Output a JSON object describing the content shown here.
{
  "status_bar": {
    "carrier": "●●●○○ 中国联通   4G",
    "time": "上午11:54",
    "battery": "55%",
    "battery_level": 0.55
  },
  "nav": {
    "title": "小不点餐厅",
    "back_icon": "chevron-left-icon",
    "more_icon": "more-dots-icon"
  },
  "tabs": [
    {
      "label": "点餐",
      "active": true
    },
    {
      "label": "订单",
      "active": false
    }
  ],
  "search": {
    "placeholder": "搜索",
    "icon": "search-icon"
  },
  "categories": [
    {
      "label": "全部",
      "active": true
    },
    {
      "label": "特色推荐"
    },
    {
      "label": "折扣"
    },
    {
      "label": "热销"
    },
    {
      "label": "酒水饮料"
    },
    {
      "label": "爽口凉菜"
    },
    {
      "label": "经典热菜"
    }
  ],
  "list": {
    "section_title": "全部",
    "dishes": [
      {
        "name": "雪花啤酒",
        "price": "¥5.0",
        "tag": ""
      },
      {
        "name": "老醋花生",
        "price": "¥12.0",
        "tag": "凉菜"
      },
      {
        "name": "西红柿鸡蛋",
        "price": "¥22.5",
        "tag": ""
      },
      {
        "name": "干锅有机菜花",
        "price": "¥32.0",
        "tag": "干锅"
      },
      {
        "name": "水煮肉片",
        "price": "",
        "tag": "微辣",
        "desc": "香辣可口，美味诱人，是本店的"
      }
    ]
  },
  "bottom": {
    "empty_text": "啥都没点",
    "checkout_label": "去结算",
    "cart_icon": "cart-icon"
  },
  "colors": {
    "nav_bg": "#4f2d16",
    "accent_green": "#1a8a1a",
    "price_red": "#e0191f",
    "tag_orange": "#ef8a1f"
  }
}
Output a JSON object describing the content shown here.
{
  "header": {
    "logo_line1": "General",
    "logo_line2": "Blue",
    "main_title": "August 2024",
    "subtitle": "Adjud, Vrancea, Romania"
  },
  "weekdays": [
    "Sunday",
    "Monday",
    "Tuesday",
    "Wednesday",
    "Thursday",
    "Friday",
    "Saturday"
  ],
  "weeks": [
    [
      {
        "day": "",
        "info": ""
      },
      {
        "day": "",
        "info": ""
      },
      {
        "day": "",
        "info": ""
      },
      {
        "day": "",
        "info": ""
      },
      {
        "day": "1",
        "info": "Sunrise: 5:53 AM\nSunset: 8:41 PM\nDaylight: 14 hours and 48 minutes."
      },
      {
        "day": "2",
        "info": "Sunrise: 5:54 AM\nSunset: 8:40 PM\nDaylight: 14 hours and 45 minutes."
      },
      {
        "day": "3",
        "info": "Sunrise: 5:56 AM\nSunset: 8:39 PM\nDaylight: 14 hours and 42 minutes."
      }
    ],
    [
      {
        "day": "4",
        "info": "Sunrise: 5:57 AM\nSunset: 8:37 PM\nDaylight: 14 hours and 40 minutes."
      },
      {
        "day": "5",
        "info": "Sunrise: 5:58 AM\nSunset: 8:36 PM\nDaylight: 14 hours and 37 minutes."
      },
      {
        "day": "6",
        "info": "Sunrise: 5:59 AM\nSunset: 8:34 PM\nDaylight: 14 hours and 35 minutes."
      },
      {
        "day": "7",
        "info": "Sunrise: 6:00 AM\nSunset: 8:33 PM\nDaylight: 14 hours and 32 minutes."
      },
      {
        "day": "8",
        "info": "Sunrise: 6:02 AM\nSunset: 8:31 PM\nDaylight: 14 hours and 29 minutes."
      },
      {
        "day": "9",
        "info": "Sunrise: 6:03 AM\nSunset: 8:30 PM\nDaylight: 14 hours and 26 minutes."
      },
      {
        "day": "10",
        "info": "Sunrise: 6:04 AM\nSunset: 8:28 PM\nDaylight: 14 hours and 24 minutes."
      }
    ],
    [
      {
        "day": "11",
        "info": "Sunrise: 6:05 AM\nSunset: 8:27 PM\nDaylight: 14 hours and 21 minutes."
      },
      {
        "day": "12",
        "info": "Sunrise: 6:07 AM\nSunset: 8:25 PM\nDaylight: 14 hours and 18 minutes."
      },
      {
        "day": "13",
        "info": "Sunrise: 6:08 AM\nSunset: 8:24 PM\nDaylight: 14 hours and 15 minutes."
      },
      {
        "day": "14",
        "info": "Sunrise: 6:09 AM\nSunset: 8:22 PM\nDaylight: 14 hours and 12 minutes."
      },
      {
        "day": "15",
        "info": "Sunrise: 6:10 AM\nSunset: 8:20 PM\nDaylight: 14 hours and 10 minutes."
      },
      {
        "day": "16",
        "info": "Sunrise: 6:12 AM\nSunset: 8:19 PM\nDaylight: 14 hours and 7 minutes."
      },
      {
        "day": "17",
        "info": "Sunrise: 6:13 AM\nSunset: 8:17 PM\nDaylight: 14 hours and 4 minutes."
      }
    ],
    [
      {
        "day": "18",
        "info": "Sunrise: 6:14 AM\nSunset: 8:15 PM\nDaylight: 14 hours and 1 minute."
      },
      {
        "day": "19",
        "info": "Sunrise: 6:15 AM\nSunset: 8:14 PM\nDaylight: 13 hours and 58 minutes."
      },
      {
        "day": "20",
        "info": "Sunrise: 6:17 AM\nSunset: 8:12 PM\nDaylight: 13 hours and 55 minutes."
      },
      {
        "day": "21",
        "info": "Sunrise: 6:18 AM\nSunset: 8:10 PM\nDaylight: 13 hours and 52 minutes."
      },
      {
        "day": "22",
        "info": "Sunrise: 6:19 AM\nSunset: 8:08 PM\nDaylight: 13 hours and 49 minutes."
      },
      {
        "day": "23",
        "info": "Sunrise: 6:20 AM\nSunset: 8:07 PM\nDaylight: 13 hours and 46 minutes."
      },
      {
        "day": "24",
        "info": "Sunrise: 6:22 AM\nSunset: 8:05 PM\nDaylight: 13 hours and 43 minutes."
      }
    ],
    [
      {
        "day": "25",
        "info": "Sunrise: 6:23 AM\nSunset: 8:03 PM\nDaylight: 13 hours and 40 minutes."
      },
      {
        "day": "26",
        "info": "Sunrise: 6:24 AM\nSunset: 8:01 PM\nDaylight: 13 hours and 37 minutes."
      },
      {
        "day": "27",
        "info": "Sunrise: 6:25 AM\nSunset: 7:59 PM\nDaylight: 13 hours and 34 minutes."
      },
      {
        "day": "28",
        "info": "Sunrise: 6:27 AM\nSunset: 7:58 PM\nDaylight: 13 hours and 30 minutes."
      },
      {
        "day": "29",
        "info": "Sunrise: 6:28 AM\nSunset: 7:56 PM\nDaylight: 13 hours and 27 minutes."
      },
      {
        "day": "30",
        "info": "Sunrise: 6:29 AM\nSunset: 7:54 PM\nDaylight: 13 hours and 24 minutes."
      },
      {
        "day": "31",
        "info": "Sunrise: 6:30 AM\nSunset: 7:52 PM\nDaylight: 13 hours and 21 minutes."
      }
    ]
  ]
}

● **STATED PROBLEM**:
Each line above must be reproduced exactly as it stands.

● **ANSWER TO THIS EXERCISE**:
Output a JSON object describing the content shown here.
{
  "status_bar": {
    "carrier": "●●●○○ 中国联通   4G",
    "time": "上午11:54",
    "battery": "55%",
    "battery_level": 0.55
  },
  "nav": {
    "title": "小不点餐厅",
    "back_icon": "chevron-left-icon",
    "more_icon": "more-dots-icon"
  },
  "tabs": [
    {
      "label": "点餐",
      "active": true
    },
    {
      "label": "订单",
      "active": false
    }
  ],
  "search": {
    "placeholder": "搜索",
    "icon": "search-icon"
  },
  "categories": [
    {
      "label": "全部",
      "active": true
    },
    {
      "label": "特色推荐"
    },
    {
      "label": "折扣"
    },
    {
      "label": "热销"
    },
    {
      "label": "酒水饮料"
    },
    {
      "label": "爽口凉菜"
    },
    {
      "label": "经典热菜"
    }
  ],
  "list": {
    "section_title": "全部",
    "dishes": [
      {
        "name": "雪花啤酒",
        "price": "¥5.0",
        "tag": ""
      },
      {
        "name": "老醋花生",
        "price": "¥12.0",
        "tag": "凉菜"
      },
      {
        "name": "西红柿鸡蛋",
        "price": "¥22.5",
        "tag": ""
      },
      {
        "name": "干锅有机菜花",
        "price": "¥32.0",
        "tag": "干锅"
      },
      {
        "name": "水煮肉片",
        "price": "",
        "tag": "微辣",
        "desc": "香辣可口，美味诱人，是本店的"
      }
    ]
  },
  "bottom": {
    "empty_text": "啥都没点",
    "checkout_label": "去结算",
    "cart_icon": "cart-icon"
  },
  "colors": {
    "nav_bg": "#4f2d16",
    "accent_green": "#1a8a1a",
    "price_red": "#e0191f",
    "tag_orange": "#ef8a1f"
  }
}
Output a JSON object describing the content shown here.
{
  "header": {
    "logo_line1": "General",
    "logo_line2": "Blue",
    "main_title": "August 2024",
    "subtitle": "Adjud, Vrancea, Romania"
  },
  "weekdays": [
    "Sunday",
    "Monday",
    "Tuesday",
    "Wednesday",
    "Thursday",
    "Friday",
    "Saturday"
  ],
  "weeks": [
    [
      {
        "day": "",
        "info": ""
      },
      {
        "day": "",
        "info": ""
      },
      {
        "day": "",
        "info": ""
      },
      {
        "day": "",
        "info": ""
      },
      {
        "day": "1",
        "info": "Sunrise: 5:53 AM\nSunset: 8:41 PM\nDaylight: 14 hours and 48 minutes."
      },
      {
        "day": "2",
        "info": "Sunrise: 5:54 AM\nSunset: 8:40 PM\nDaylight: 14 hours and 45 minutes."
      },
      {
        "day": "3",
        "info": "Sunrise: 5:56 AM\nSunset: 8:39 PM\nDaylight: 14 hours and 42 minutes."
      }
    ],
    [
      {
        "day": "4",
        "info": "Sunrise: 5:57 AM\nSunset: 8:37 PM\nDaylight: 14 hours and 40 minutes."
      },
      {
        "day": "5",
        "info": "Sunrise: 5:58 AM\nSunset: 8:36 PM\nDaylight: 14 hours and 37 minutes."
      },
      {
        "day": "6",
        "info": "Sunrise: 5:59 AM\nSunset: 8:34 PM\nDaylight: 14 hours and 35 minutes."
      },
      {
        "day": "7",
        "info": "Sunrise: 6:00 AM\nSunset: 8:33 PM\nDaylight: 14 hours and 32 minutes."
      },
      {
        "day": "8",
        "info": "Sunrise: 6:02 AM\nSunset: 8:31 PM\nDaylight: 14 hours and 29 minutes."
      },
      {
        "day": "9",
        "info": "Sunrise: 6:03 AM\nSunset: 8:30 PM\nDaylight: 14 hours and 26 minutes."
      },
      {
        "day": "10",
        "info": "Sunrise: 6:04 AM\nSunset: 8:28 PM\nDaylight: 14 hours and 24 minutes."
      }
    ],
    [
      {
        "day": "11",
        "info": "Sunrise: 6:05 AM\nSunset: 8:27 PM\nDaylight: 14 hours and 21 minutes."
      },
      {
        "day": "12",
        "info": "Sunrise: 6:07 AM\nSunset: 8:25 PM\nDaylight: 14 hours and 18 minutes."
      },
      {
        "day": "13",
        "info": "Sunrise: 6:08 AM\nSunset: 8:24 PM\nDaylight: 14 hours and 15 minutes."
      },
      {
        "day": "14",
        "info": "Sunrise: 6:09 AM\nSunset: 8:22 PM\nDaylight: 14 hours and 12 minutes."
      },
      {
        "day": "15",
        "info": "Sunrise: 6:10 AM\nSunset: 8:20 PM\nDaylight: 14 hours and 10 minutes."
      },
      {
        "day": "16",
        "info": "Sunrise: 6:12 AM\nSunset: 8:19 PM\nDaylight: 14 hours and 7 minutes."
      },
      {
        "day": "17",
        "info": "Sunrise: 6:13 AM\nSunset: 8:17 PM\nDaylight: 14 hours and 4 minutes."
      }
    ],
    [
      {
        "day": "18",
        "info": "Sunrise: 6:14 AM\nSunset: 8:15 PM\nDaylight: 14 hours and 1 minute."
      },
      {
        "day": "19",
        "info": "Sunrise: 6:15 AM\nSunset: 8:14 PM\nDaylight: 13 hours and 58 minutes."
      },
      {
        "day": "20",
        "info": "Sunrise: 6:17 AM\nSunset: 8:12 PM\nDaylight: 13 hours and 55 minutes."
      },
      {
        "day": "21",
        "info": "Sunrise: 6:18 AM\nSunset: 8:10 PM\nDaylight: 13 hours and 52 minutes."
      },
      {
        "day": "22",
        "info": "Sunrise: 6:19 AM\nSunset: 8:08 PM\nDaylight: 13 hours and 49 minutes."
      },
      {
        "day": "23",
        "info": "Sunrise: 6:20 AM\nSunset: 8:07 PM\nDaylight: 13 hours and 46 minutes."
      },
      {
        "day": "24",
        "info": "Sunrise: 6:22 AM\nSunset: 8:05 PM\nDaylight: 13 hours and 43 minutes."
      }
    ],
    [
      {
        "day": "25",
        "info": "Sunrise: 6:23 AM\nSunset: 8:03 PM\nDaylight: 13 hours and 40 minutes."
      },
      {
        "day": "26",
        "info": "Sunrise: 6:24 AM\nSunset: 8:01 PM\nDaylight: 13 hours and 37 minutes."
      },
      {
        "day": "27",
        "info": "Sunrise: 6:25 AM\nSunset: 7:59 PM\nDaylight: 13 hours and 34 minutes."
      },
      {
        "day": "28",
        "info": "Sunrise: 6:27 AM\nSunset: 7:58 PM\nDaylight: 13 hours and 30 minutes."
      },
      {
        "day": "29",
        "info": "Sunrise: 6:28 AM\nSunset: 7:56 PM\nDaylight: 13 hours and 27 minutes."
      },
      {
        "day": "30",
        "info": "Sunrise: 6:29 AM\nSunset: 7:54 PM\nDaylight: 13 hours and 24 minutes."
      },
      {
        "day": "31",
        "info": "Sunrise: 6:30 AM\nSunset: 7:52 PM\nDaylight: 13 hours and 21 minutes."
      }
    ]
  ]
}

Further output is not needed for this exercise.